• **Your task**
Tally the lines containing "Just" and report the number alone.

• **Entries**
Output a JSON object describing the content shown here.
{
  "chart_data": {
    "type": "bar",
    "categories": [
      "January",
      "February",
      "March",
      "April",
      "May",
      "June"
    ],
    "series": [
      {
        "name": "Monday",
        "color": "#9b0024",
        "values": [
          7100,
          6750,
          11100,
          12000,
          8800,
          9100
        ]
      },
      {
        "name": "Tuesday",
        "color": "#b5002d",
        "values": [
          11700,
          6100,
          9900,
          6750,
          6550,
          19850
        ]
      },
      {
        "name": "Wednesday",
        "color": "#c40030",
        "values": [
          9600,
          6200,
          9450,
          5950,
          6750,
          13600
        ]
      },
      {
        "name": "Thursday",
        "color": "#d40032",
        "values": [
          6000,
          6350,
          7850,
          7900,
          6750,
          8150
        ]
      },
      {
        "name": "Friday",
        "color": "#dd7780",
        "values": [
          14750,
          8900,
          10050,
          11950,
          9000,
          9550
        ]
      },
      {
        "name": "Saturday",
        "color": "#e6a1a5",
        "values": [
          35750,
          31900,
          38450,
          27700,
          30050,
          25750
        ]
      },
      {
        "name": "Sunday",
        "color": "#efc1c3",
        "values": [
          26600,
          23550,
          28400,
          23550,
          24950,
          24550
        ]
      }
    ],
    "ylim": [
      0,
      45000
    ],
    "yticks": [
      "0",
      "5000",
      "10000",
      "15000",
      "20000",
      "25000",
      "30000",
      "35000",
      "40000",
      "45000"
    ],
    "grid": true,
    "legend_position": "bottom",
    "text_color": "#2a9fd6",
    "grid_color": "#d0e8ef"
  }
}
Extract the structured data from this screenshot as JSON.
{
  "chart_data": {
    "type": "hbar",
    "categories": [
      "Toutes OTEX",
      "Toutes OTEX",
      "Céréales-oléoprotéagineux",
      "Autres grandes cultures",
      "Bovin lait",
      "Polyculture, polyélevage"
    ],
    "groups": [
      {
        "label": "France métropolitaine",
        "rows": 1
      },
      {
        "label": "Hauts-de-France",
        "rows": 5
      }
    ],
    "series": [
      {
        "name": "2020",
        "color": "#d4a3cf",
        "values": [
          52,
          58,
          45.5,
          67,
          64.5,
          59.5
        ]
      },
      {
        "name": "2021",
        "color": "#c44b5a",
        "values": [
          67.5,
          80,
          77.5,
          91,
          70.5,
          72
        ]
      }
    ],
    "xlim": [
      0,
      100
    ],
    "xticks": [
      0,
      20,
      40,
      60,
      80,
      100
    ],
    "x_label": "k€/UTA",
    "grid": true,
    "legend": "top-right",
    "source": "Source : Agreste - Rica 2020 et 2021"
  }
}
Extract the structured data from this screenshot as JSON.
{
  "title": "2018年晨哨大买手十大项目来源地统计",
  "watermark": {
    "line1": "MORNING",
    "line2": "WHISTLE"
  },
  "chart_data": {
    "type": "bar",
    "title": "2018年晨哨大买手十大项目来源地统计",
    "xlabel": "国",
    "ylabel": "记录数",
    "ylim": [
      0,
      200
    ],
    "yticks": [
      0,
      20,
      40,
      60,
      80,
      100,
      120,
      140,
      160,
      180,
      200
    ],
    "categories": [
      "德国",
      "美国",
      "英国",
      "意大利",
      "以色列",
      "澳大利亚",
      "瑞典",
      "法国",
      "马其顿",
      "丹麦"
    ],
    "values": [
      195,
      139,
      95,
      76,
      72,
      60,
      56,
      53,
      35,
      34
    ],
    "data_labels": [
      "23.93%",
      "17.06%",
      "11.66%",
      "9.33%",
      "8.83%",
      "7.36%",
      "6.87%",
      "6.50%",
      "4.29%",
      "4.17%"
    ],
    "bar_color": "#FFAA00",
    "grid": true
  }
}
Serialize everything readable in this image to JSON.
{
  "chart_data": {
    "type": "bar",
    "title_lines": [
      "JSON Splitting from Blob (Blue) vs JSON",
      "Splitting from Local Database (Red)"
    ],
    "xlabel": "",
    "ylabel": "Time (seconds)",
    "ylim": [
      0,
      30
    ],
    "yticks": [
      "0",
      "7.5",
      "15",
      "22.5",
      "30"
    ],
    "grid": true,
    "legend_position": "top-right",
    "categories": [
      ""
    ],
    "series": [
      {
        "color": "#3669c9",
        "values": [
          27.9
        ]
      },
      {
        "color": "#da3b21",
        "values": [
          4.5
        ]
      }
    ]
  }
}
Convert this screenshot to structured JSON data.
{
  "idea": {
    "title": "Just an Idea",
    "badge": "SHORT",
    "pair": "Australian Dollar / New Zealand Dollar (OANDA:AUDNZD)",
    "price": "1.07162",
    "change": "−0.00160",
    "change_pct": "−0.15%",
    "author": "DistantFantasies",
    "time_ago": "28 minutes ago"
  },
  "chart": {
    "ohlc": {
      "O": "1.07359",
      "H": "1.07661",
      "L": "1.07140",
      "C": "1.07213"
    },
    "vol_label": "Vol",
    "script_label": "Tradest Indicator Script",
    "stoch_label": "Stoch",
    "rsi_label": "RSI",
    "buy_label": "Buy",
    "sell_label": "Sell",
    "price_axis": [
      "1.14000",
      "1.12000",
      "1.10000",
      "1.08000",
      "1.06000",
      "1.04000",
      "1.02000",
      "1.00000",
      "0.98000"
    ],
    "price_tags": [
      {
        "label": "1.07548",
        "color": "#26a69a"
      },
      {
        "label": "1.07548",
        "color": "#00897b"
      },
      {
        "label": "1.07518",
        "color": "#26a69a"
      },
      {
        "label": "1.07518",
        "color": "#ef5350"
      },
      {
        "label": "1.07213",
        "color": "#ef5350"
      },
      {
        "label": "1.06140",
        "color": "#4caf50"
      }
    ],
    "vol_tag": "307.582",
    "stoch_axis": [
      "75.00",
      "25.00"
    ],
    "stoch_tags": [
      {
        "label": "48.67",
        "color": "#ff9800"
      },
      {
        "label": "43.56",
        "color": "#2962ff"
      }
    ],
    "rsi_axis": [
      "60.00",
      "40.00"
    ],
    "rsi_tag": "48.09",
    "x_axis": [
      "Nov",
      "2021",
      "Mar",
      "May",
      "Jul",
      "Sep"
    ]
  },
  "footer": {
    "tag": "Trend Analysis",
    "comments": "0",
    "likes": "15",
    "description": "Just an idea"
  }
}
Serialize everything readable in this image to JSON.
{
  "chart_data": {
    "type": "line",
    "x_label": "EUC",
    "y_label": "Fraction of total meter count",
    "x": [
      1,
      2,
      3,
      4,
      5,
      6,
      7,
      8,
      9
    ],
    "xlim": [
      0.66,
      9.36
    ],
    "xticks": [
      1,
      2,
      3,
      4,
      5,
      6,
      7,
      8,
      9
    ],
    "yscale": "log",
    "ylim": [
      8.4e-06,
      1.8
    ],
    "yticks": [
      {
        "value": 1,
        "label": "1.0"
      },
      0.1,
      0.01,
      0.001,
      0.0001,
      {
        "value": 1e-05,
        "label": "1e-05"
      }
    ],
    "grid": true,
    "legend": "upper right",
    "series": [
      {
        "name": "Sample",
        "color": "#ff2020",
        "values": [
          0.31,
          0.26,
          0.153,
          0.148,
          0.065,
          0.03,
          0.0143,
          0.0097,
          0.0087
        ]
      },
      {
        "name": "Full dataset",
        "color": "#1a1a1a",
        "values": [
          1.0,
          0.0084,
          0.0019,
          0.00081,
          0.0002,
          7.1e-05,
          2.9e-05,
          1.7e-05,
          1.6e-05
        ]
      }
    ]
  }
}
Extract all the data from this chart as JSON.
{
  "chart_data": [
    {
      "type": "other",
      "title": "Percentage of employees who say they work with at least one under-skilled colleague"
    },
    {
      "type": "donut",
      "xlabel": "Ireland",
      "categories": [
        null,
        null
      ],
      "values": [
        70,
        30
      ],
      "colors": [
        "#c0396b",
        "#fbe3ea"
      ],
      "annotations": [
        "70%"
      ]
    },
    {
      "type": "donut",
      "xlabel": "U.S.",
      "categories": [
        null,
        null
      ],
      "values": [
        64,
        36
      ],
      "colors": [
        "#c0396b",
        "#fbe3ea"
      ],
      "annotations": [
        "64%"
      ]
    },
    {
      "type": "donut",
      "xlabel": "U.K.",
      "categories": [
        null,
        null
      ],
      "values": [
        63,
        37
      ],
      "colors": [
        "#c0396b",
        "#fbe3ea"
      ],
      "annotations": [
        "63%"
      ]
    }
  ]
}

• **Full answer**
2